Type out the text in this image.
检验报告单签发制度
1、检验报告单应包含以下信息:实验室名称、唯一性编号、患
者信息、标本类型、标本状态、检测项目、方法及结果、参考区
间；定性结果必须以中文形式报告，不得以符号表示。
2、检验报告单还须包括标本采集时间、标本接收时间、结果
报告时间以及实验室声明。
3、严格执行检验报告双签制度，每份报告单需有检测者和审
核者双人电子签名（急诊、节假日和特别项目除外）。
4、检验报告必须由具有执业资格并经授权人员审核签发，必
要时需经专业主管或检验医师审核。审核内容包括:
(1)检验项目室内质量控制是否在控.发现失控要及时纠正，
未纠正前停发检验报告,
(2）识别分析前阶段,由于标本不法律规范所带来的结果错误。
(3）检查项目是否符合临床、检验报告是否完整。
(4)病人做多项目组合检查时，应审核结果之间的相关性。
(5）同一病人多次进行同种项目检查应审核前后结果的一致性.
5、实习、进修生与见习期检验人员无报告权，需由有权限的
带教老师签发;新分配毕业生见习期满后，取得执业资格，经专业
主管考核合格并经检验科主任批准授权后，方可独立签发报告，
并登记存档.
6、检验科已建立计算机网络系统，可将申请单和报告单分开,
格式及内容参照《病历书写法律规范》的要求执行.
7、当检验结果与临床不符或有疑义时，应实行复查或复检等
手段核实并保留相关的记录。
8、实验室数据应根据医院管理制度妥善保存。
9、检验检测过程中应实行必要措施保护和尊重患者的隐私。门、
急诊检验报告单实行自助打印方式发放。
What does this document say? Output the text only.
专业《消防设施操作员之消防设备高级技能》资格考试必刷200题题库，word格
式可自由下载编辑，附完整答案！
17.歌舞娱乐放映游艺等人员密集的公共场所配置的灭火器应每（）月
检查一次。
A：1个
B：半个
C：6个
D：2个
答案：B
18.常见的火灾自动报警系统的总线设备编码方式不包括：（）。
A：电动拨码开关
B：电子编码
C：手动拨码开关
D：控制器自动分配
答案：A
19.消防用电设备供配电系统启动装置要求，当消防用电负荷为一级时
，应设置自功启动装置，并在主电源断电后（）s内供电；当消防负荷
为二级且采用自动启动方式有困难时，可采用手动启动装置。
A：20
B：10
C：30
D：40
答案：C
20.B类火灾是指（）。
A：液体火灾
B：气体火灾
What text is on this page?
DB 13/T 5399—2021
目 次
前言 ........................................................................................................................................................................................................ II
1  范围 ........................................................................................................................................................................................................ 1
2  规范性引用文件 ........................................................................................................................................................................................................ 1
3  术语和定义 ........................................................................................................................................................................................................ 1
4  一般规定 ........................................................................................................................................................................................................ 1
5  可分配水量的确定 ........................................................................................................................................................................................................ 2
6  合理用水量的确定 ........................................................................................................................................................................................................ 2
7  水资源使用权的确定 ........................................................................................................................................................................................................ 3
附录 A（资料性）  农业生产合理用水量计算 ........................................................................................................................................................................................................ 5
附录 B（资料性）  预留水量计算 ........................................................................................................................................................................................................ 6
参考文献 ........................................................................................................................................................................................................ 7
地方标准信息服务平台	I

Problem statement → Print the records above exactly as they appear.

Completed exercise →
Type out the text in this image.
检验报告单签发制度
1、检验报告单应包含以下信息:实验室名称、唯一性编号、患
者信息、标本类型、标本状态、检测项目、方法及结果、参考区
间；定性结果必须以中文形式报告，不得以符号表示。
2、检验报告单还须包括标本采集时间、标本接收时间、结果
报告时间以及实验室声明。
3、严格执行检验报告双签制度，每份报告单需有检测者和审
核者双人电子签名（急诊、节假日和特别项目除外）。
4、检验报告必须由具有执业资格并经授权人员审核签发，必
要时需经专业主管或检验医师审核。审核内容包括:
(1)检验项目室内质量控制是否在控.发现失控要及时纠正，
未纠正前停发检验报告,
(2）识别分析前阶段,由于标本不法律规范所带来的结果错误。
(3）检查项目是否符合临床、检验报告是否完整。
(4)病人做多项目组合检查时，应审核结果之间的相关性。
(5）同一病人多次进行同种项目检查应审核前后结果的一致性.
5、实习、进修生与见习期检验人员无报告权，需由有权限的
带教老师签发;新分配毕业生见习期满后，取得执业资格，经专业
主管考核合格并经检验科主任批准授权后，方可独立签发报告，
并登记存档.
6、检验科已建立计算机网络系统，可将申请单和报告单分开,
格式及内容参照《病历书写法律规范》的要求执行.
7、当检验结果与临床不符或有疑义时，应实行复查或复检等
手段核实并保留相关的记录。
8、实验室数据应根据医院管理制度妥善保存。
9、检验检测过程中应实行必要措施保护和尊重患者的隐私。门、
急诊检验报告单实行自助打印方式发放。
What does this document say? Output the text only.
专业《消防设施操作员之消防设备高级技能》资格考试必刷200题题库，word格
式可自由下载编辑，附完整答案！
17.歌舞娱乐放映游艺等人员密集的公共场所配置的灭火器应每（）月
检查一次。
A：1个
B：半个
C：6个
D：2个
答案：B
18.常见的火灾自动报警系统的总线设备编码方式不包括：（）。
A：电动拨码开关
B：电子编码
C：手动拨码开关
D：控制器自动分配
答案：A
19.消防用电设备供配电系统启动装置要求，当消防用电负荷为一级时
，应设置自功启动装置，并在主电源断电后（）s内供电；当消防负荷
为二级且采用自动启动方式有困难时，可采用手动启动装置。
A：20
B：10
C：30
D：40
答案：C
20.B类火灾是指（）。
A：液体火灾
B：气体火灾
What text is on this page?
DB 13/T 5399—2021
目 次
前言 ........................................................................................................................................................................................................ II
1  范围 ........................................................................................................................................................................................................ 1
2  规范性引用文件 ........................................................................................................................................................................................................ 1
3  术语和定义 ........................................................................................................................................................................................................ 1
4  一般规定 ........................................................................................................................................................................................................ 1
5  可分配水量的确定 ........................................................................................................................................................................................................ 2
6  合理用水量的确定 ........................................................................................................................................................................................................ 2
7  水资源使用权的确定 ........................................................................................................................................................................................................ 3
附录 A（资料性）  农业生产合理用水量计算 ........................................................................................................................................................................................................ 5
附录 B（资料性）  预留水量计算 ........................................................................................................................................................................................................ 6
参考文献 ........................................................................................................................................................................................................ 7
地方标准信息服务平台	I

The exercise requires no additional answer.